-- Trecho da página --
====
Autor: Mário Doro
“Ruminar não é sinal de inteligência.”
“Mastiga menos. Pensa mais.”
“Chiclete não disfarça falta de educação.”
“Mau hálito passa. Má educação fica.”
O chiclete moderno foi criado nos Estados Unidos no século XIX.
👉 O nome central dessa história é Thomas Adams.
Em resumo:
1869: Thomas Adams, um inventor americano, começou a vender chiclete feito a partir do chicle, uma resina natural extraída do sapoti.
A ideia surgiu após contato com o general mexicano Antonio López de Santa Anna, que mascava chicle como hábito pessoal.
Adams percebeu o potencial comercial e lançou o produto como algo para ser mascado continuamente, não como alimento.
Chiclete: hábito banal, consequências ignoradas
Tenho observado, com crescente incômodo, adolescentes e adultos mascando chiclete como se estivessem ruminando a própria saliva — por longos períodos, sem colocar alimento algum no estômago. Trata-se de um hábito aparentemente inofensivo, mas que carrega consequências pouco discutidas, tanto para a saúde quanto para a convivência social.
====
-- Entradas de dados armazenadas --
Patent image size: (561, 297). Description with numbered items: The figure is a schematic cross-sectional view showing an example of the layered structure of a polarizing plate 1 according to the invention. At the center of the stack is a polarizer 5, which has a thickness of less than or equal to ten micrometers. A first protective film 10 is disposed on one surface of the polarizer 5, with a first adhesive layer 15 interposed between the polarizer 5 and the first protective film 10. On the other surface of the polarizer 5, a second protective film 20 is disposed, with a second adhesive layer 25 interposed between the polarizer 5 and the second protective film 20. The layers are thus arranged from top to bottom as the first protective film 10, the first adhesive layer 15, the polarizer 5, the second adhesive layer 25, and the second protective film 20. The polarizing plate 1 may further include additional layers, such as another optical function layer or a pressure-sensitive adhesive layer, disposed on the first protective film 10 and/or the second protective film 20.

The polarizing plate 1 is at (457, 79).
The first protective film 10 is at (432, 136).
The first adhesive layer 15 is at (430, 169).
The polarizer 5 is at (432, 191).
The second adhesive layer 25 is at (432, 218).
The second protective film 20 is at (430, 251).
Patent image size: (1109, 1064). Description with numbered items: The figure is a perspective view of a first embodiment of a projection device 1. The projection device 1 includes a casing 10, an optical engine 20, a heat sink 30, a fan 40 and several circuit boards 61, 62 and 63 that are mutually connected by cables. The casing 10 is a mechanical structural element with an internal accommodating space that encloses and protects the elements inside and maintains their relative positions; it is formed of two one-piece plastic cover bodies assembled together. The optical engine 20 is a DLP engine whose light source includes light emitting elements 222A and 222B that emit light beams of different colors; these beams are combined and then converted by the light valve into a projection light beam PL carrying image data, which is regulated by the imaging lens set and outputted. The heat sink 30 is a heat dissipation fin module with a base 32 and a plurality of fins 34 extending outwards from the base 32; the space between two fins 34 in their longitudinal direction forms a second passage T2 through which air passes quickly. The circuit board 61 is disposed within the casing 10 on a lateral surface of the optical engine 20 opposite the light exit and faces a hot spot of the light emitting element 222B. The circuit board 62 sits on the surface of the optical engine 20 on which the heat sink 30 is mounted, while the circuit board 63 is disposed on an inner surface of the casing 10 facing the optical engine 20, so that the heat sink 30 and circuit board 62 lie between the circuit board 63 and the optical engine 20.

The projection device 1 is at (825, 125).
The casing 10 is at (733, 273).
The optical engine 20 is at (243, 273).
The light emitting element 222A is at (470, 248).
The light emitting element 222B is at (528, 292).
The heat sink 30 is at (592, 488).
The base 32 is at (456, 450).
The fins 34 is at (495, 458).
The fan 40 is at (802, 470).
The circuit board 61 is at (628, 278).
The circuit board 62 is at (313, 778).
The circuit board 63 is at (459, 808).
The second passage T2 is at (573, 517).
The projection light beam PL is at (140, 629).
====
-- Lista de atividades --
1. Transcreva, do texto sobre o chiclete, o trecho que vai de "Autor: Mário Doro" até "extraída do sapoti.".
2. Dê continuidade ao texto sobre o hábito de mascar chiclete, escrevendo o que vem depois de sua última frase.

-- Respostas do exercício --
1.
Autor: Mário Doro
“Ruminar não é sinal de inteligência.”
“Mastiga menos. Pensa mais.”
“Chiclete não disfarça falta de educação.”
“Mau hálito passa. Má educação fica.”
O chiclete moderno foi criado nos Estados Unidos no século XIX.
👉 O nome central dessa história é Thomas Adams.
Em resumo:
1869: Thomas Adams, um inventor americano, começou a vender chiclete feito a partir do chicle, uma resina natural extraída do sapoti.

2.
Do ponto de vista fisiológico, o ato contínuo de mascar estimula a produção de suco gástrico sem que haja alimento para ser digerido. Em médio e longo prazo, isso pode contribuir para desconfortos estomacais, gastrite e outras alterações digestivas. O corpo é enganado: acredita que vai receber comida, mas recebe apenas ar, saliva e açúcar — quando não adoçantes artificiais.
No campo do comportamento, o problema se agrava. Mascar chiclete de boca aberta é tão deselegante quanto comer de boca aberta diante de outras pessoas. Revela descuido com a própria imagem, falta de educação básica e ausência de empatia com quem está ao redor. Em salas de aula, ambientes profissionais ou espaços públicos, esse hábito beira o desrespeito coletivo.
Não por acaso, em alguns países, como a Indonésia, o uso do chiclete chegou a ser proibido por lei em determinados contextos. O motivo não foi moralismo, mas pragmatismo: o descarte inadequado transformou chicletes em lixo permanente, colado em calçadas, bancos, paredes e patrimônios públicos, gerando custos elevados de limpeza e degradação urbana.
Vale lembrar também que o chiclete moderno foi popularizado nos Estados Unidos como um produto altamente industrializado, carregado de açúcar ou substâncias químicas, vendido como solução rápida para mau hálito e ansiedade. Criou-se, assim, um hábito compulsivo: mascar por mascar, o tempo todo, como uma forma automática de ocupação da boca.
Não se trata de demonizar quem gosta de chiclete, nem de assumir o papel do velho ranzinza que reclama de tudo. Trata-se de chamar atenção para algo simples: educação, saúde e bom senso ainda importam.
Mascar de boca aberta é feio. Comer de boca aberta é feio. E transformar um hábito privado em espetáculo público é, no mínimo, falta de cuidado consigo e com os outros.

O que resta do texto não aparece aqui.